───── Records supplied ─────
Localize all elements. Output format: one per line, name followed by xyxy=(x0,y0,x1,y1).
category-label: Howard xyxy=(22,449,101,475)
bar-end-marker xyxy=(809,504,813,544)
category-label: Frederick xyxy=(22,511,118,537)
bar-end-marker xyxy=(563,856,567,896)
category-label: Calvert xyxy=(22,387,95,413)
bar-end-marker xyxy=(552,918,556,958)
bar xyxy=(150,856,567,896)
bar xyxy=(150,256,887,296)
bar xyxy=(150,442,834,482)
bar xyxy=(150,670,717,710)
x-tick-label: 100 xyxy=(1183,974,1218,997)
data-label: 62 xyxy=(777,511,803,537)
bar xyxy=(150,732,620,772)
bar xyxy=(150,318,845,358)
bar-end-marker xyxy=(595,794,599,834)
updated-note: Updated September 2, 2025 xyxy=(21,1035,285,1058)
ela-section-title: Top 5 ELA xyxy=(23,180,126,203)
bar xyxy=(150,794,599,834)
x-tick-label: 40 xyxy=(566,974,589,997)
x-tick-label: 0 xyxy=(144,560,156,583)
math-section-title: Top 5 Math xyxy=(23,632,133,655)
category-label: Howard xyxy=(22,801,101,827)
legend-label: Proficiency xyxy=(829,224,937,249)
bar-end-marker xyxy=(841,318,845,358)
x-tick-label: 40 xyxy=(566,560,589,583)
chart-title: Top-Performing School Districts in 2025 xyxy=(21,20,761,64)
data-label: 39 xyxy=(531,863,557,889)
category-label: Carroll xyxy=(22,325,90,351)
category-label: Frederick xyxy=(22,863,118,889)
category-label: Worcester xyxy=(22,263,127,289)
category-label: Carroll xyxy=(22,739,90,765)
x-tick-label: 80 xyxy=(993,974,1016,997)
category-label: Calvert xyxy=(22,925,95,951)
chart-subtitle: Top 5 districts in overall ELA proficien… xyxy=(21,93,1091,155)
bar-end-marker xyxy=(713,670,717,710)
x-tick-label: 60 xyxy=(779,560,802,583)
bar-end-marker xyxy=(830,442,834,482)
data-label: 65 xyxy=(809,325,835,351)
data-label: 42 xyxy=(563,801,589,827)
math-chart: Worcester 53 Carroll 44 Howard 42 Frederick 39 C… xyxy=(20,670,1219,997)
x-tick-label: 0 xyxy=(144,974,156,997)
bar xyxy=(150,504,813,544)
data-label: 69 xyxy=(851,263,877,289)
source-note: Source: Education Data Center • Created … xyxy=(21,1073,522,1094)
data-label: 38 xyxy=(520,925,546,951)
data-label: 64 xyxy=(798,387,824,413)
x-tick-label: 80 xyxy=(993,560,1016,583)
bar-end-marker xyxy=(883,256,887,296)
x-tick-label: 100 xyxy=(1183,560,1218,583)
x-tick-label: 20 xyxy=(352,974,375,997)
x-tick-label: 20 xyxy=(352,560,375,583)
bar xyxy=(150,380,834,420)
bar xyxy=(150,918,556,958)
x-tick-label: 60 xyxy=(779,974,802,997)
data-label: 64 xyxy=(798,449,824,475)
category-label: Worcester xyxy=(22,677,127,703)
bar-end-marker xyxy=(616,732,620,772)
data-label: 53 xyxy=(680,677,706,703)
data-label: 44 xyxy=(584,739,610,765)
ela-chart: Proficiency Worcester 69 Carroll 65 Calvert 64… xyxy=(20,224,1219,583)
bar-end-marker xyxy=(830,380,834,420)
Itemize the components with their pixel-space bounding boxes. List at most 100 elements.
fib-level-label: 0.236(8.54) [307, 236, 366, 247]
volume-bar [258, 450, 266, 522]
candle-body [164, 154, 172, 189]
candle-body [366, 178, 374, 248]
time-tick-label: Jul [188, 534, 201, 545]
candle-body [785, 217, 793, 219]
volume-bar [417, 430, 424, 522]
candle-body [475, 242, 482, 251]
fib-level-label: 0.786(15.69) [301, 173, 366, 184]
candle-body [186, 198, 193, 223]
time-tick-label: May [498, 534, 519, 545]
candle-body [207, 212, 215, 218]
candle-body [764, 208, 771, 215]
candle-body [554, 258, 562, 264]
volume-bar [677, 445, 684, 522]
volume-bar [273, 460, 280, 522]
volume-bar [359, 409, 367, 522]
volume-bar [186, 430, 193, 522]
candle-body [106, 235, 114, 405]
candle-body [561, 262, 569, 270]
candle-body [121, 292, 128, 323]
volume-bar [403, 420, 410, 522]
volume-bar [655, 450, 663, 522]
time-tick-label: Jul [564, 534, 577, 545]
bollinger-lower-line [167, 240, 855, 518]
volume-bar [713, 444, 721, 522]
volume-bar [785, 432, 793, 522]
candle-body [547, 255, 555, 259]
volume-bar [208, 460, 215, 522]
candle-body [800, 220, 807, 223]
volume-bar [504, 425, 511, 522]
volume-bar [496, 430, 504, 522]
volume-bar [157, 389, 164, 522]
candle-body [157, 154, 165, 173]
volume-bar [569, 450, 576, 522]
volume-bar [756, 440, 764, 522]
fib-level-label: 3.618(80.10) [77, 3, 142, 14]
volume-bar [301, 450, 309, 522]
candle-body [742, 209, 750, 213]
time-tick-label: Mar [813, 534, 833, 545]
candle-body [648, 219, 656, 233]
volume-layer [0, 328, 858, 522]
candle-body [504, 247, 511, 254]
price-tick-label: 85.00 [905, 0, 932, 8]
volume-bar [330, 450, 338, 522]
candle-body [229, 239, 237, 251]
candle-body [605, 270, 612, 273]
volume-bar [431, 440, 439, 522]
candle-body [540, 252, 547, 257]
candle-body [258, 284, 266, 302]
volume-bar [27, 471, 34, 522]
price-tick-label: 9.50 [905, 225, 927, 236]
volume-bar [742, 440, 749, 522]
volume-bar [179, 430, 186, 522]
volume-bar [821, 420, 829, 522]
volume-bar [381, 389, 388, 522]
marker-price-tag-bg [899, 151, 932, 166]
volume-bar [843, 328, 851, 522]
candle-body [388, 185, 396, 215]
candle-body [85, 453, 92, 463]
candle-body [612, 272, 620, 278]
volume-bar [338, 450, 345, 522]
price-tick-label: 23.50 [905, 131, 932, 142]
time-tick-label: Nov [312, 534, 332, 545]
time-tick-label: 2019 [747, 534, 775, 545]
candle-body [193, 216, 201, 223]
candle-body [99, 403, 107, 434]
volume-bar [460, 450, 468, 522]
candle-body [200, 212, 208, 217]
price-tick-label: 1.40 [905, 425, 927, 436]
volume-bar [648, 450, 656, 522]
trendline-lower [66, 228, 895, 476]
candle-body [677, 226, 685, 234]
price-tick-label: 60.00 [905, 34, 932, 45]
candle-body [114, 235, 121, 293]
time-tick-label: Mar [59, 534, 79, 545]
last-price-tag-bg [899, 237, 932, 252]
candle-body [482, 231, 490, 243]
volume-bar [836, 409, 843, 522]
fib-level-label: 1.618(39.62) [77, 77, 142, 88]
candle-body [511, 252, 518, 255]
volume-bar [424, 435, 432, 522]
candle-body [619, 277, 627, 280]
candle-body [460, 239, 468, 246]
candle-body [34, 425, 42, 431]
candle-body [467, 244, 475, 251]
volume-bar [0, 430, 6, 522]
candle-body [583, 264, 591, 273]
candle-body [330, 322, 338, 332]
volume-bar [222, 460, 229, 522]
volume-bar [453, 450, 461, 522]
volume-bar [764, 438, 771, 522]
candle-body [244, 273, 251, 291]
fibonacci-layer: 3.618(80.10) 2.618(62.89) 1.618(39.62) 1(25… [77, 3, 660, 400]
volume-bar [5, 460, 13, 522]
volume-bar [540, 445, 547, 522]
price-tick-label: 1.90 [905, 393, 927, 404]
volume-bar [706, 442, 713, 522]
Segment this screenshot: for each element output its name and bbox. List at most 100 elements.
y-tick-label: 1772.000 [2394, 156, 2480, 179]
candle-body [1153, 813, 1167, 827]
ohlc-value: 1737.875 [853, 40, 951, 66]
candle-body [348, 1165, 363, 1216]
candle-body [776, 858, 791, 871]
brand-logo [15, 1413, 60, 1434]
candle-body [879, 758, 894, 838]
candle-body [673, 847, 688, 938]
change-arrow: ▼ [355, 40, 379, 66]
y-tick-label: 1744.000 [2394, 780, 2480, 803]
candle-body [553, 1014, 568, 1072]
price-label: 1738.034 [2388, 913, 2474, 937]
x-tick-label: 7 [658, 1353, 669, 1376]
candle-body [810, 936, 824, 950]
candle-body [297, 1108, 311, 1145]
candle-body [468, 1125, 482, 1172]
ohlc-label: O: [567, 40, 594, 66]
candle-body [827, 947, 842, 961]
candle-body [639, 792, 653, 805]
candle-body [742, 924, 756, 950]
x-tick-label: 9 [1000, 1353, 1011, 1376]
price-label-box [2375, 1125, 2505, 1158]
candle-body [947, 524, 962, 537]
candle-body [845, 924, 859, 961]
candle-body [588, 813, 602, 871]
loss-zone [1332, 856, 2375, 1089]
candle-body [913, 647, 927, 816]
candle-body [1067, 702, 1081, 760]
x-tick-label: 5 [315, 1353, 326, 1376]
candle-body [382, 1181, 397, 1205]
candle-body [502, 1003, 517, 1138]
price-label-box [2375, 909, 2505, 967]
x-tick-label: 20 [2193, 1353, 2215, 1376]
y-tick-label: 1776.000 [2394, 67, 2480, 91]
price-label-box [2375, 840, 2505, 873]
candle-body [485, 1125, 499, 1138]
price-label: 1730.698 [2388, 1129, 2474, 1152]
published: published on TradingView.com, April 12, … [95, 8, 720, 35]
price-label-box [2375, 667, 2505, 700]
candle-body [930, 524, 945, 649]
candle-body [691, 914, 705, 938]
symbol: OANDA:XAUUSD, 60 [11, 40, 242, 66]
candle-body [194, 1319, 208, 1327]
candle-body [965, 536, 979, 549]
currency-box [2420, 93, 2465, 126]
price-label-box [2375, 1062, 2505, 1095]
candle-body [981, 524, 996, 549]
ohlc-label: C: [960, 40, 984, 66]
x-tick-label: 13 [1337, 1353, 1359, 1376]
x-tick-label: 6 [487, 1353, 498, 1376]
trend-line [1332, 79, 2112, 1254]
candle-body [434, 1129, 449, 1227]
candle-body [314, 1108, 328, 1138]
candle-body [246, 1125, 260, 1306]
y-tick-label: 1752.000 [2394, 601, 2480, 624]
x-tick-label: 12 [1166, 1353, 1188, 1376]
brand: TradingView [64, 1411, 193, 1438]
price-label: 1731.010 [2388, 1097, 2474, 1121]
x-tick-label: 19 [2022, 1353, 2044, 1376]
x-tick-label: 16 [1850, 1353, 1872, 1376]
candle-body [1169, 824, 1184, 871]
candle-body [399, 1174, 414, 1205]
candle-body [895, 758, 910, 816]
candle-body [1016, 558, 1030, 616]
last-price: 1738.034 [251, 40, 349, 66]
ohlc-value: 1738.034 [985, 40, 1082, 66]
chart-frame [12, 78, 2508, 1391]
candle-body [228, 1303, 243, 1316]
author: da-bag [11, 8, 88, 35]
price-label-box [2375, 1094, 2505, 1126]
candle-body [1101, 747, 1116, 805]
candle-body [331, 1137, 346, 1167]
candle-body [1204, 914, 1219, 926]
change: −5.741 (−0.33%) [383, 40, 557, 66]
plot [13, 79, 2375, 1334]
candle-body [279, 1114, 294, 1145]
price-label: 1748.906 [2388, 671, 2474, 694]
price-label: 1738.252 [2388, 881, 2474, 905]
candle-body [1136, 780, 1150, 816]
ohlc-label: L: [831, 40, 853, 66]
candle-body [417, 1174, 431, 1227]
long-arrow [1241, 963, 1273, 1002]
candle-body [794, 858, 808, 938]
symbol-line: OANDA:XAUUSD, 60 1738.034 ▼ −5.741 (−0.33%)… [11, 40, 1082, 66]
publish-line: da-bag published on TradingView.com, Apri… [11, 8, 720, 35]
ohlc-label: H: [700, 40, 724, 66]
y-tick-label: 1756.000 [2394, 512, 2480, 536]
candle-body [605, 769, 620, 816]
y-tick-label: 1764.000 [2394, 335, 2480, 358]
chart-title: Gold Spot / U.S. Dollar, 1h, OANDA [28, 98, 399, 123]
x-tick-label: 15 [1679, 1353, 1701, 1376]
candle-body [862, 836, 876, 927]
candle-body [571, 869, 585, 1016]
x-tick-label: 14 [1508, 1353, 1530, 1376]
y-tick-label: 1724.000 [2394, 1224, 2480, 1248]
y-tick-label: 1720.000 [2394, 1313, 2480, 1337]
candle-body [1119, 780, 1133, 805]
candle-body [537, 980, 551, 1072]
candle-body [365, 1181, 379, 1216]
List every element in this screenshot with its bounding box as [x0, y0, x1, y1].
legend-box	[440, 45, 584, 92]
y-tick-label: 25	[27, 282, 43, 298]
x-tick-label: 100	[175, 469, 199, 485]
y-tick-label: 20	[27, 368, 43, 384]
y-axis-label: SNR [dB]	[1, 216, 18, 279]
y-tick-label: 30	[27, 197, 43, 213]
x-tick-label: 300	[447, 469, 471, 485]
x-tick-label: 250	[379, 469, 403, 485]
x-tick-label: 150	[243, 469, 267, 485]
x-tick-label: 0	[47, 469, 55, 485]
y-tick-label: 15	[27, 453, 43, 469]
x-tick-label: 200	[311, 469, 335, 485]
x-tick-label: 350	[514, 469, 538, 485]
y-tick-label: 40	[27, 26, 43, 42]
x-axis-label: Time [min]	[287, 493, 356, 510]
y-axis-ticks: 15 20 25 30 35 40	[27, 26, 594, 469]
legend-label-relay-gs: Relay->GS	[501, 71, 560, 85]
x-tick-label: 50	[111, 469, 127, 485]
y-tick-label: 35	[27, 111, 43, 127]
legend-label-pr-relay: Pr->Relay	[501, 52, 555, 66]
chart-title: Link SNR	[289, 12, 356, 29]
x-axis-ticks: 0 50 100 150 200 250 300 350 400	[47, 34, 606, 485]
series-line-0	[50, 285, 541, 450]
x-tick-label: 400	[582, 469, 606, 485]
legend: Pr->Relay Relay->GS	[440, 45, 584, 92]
─────
Rewrite the items from the start through the line with "x-tick-label: 0 xyxy=(144,974,156,997)", swapping "bar-end-marker" for "bar-end-cap" and leaving everything else unchanged.

Localize all elements. Output format: one per line, name followed by xyxy=(x0,y0,x1,y1).
category-label: Howard xyxy=(22,449,101,475)
bar-end-cap xyxy=(809,504,813,544)
category-label: Frederick xyxy=(22,511,118,537)
bar-end-cap xyxy=(563,856,567,896)
category-label: Calvert xyxy=(22,387,95,413)
bar-end-cap xyxy=(552,918,556,958)
bar xyxy=(150,856,567,896)
bar xyxy=(150,256,887,296)
bar xyxy=(150,442,834,482)
bar xyxy=(150,670,717,710)
x-tick-label: 100 xyxy=(1183,974,1218,997)
data-label: 62 xyxy=(777,511,803,537)
bar xyxy=(150,732,620,772)
bar xyxy=(150,318,845,358)
bar-end-cap xyxy=(595,794,599,834)
updated-note: Updated September 2, 2025 xyxy=(21,1035,285,1058)
ela-section-title: Top 5 ELA xyxy=(23,180,126,203)
bar xyxy=(150,794,599,834)
x-tick-label: 40 xyxy=(566,974,589,997)
x-tick-label: 0 xyxy=(144,560,156,583)
math-section-title: Top 5 Math xyxy=(23,632,133,655)
category-label: Howard xyxy=(22,801,101,827)
legend-label: Proficiency xyxy=(829,224,937,249)
bar-end-cap xyxy=(841,318,845,358)
x-tick-label: 40 xyxy=(566,560,589,583)
chart-title: Top-Performing School Districts in 2025 xyxy=(21,20,761,64)
data-label: 39 xyxy=(531,863,557,889)
category-label: Carroll xyxy=(22,325,90,351)
category-label: Frederick xyxy=(22,863,118,889)
category-label: Worcester xyxy=(22,263,127,289)
category-label: Carroll xyxy=(22,739,90,765)
x-tick-label: 80 xyxy=(993,974,1016,997)
category-label: Calvert xyxy=(22,925,95,951)
chart-subtitle: Top 5 districts in overall ELA proficien… xyxy=(21,93,1091,155)
bar-end-cap xyxy=(713,670,717,710)
x-tick-label: 60 xyxy=(779,560,802,583)
bar-end-cap xyxy=(830,442,834,482)
data-label: 65 xyxy=(809,325,835,351)
data-label: 42 xyxy=(563,801,589,827)
math-chart: Worcester 53 Carroll 44 Howard 42 Frederick 39 C… xyxy=(20,670,1219,997)
x-tick-label: 0 xyxy=(144,974,156,997)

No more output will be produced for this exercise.